Goal of the exercise
Wherever a line holds the word "label", copy that line out.

Dataset items
####################

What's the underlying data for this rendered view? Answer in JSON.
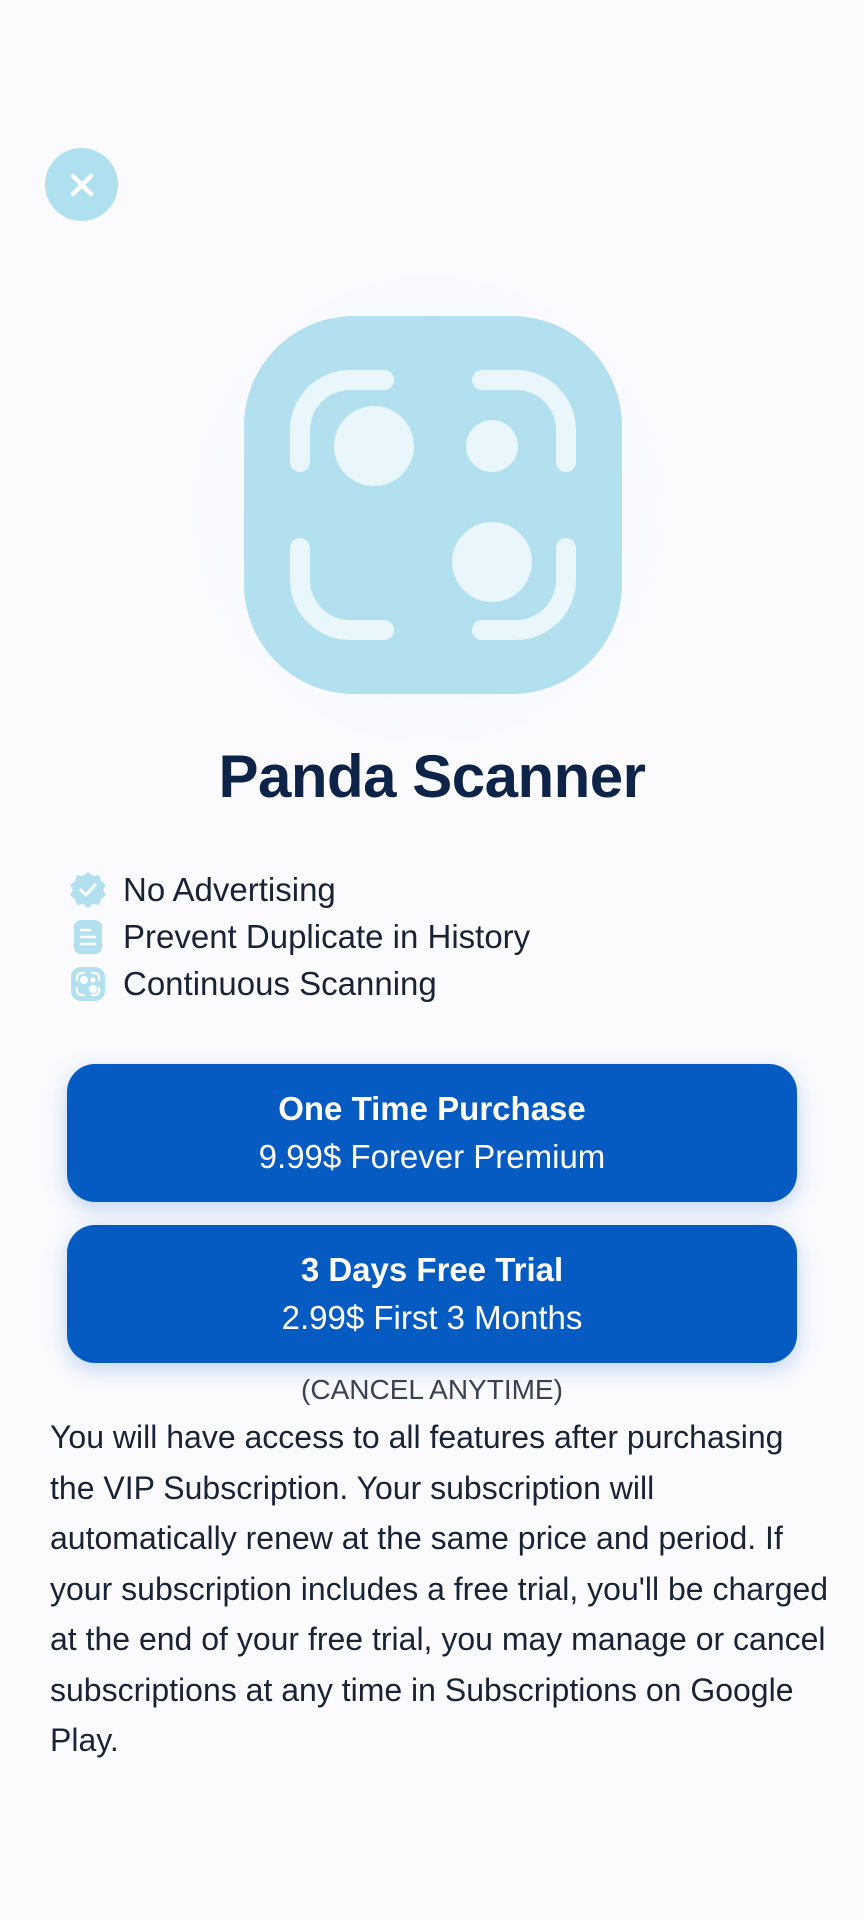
{
  "header": {
    "close_icon": "close-icon"
  },
  "app": {
    "logo_icon": "scanner-logo-icon",
    "title": "Panda Scanner"
  },
  "features": [
    {
      "icon": "verified-badge-icon",
      "label": "No Advertising"
    },
    {
      "icon": "document-list-icon",
      "label": "Prevent Duplicate in History"
    },
    {
      "icon": "scan-icon",
      "label": "Continuous Scanning"
    }
  ],
  "plans": [
    {
      "title": "One Time Purchase",
      "subtitle": "9.99$ Forever Premium"
    },
    {
      "title": "3 Days Free Trial",
      "subtitle": "2.99$ First 3 Months"
    }
  ],
  "cancel_note": "(CANCEL ANYTIME)",
  "disclaimer": "You will have access to all features after purchasing the VIP Subscription. Your subscription will automatically renew at the same price and period. If your subscription includes a free trial, you'll be charged at the end of your free trial, you may manage or cancel subscriptions at any time in Subscriptions on Google Play.",
  "colors": {
    "background": "#fbfbfe",
    "accent_light": "#b2e0ef",
    "button": "#055bc2",
    "title": "#0d2347"
  }
}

####################

Exercise output
      "label": "No Advertising"
      "label": "Prevent Duplicate in History"
      "label": "Continuous Scanning"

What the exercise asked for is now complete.